▶ Exercise requirements: Each entry below must be repeated word for word.

_ _ _ _

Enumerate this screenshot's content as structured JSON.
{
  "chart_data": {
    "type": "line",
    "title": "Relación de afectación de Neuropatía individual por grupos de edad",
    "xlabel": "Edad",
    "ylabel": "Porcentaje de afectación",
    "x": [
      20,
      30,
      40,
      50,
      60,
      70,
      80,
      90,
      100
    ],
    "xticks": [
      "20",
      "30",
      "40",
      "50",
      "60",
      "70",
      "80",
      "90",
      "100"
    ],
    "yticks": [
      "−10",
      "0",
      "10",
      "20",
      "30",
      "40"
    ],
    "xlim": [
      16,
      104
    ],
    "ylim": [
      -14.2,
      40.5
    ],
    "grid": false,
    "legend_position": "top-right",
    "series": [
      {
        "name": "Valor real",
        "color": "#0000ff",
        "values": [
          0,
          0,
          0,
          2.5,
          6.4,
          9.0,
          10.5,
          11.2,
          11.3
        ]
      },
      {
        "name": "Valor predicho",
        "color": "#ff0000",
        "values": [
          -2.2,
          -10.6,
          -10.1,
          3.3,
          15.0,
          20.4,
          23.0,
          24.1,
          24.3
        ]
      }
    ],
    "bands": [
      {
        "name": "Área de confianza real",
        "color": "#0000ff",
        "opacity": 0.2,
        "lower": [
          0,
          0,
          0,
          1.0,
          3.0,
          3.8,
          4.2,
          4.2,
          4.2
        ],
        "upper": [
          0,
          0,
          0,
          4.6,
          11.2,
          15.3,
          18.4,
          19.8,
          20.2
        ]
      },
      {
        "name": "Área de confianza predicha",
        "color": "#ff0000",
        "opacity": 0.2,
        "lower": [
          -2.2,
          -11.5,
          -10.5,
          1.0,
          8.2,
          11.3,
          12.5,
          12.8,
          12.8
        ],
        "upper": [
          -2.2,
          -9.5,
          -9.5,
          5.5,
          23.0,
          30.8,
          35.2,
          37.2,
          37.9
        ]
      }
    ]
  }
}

_ _ _ _

▶ Complete response:
Enumerate this screenshot's content as structured JSON.
{
  "chart_data": {
    "type": "line",
    "title": "Relación de afectación de Neuropatía individual por grupos de edad",
    "xlabel": "Edad",
    "ylabel": "Porcentaje de afectación",
    "x": [
      20,
      30,
      40,
      50,
      60,
      70,
      80,
      90,
      100
    ],
    "xticks": [
      "20",
      "30",
      "40",
      "50",
      "60",
      "70",
      "80",
      "90",
      "100"
    ],
    "yticks": [
      "−10",
      "0",
      "10",
      "20",
      "30",
      "40"
    ],
    "xlim": [
      16,
      104
    ],
    "ylim": [
      -14.2,
      40.5
    ],
    "grid": false,
    "legend_position": "top-right",
    "series": [
      {
        "name": "Valor real",
        "color": "#0000ff",
        "values": [
          0,
          0,
          0,
          2.5,
          6.4,
          9.0,
          10.5,
          11.2,
          11.3
        ]
      },
      {
        "name": "Valor predicho",
        "color": "#ff0000",
        "values": [
          -2.2,
          -10.6,
          -10.1,
          3.3,
          15.0,
          20.4,
          23.0,
          24.1,
          24.3
        ]
      }
    ],
    "bands": [
      {
        "name": "Área de confianza real",
        "color": "#0000ff",
        "opacity": 0.2,
        "lower": [
          0,
          0,
          0,
          1.0,
          3.0,
          3.8,
          4.2,
          4.2,
          4.2
        ],
        "upper": [
          0,
          0,
          0,
          4.6,
          11.2,
          15.3,
          18.4,
          19.8,
          20.2
        ]
      },
      {
        "name": "Área de confianza predicha",
        "color": "#ff0000",
        "opacity": 0.2,
        "lower": [
          -2.2,
          -11.5,
          -10.5,
          1.0,
          8.2,
          11.3,
          12.5,
          12.8,
          12.8
        ],
        "upper": [
          -2.2,
          -9.5,
          -9.5,
          5.5,
          23.0,
          30.8,
          35.2,
          37.2,
          37.9
        ]
      }
    ]
  }
}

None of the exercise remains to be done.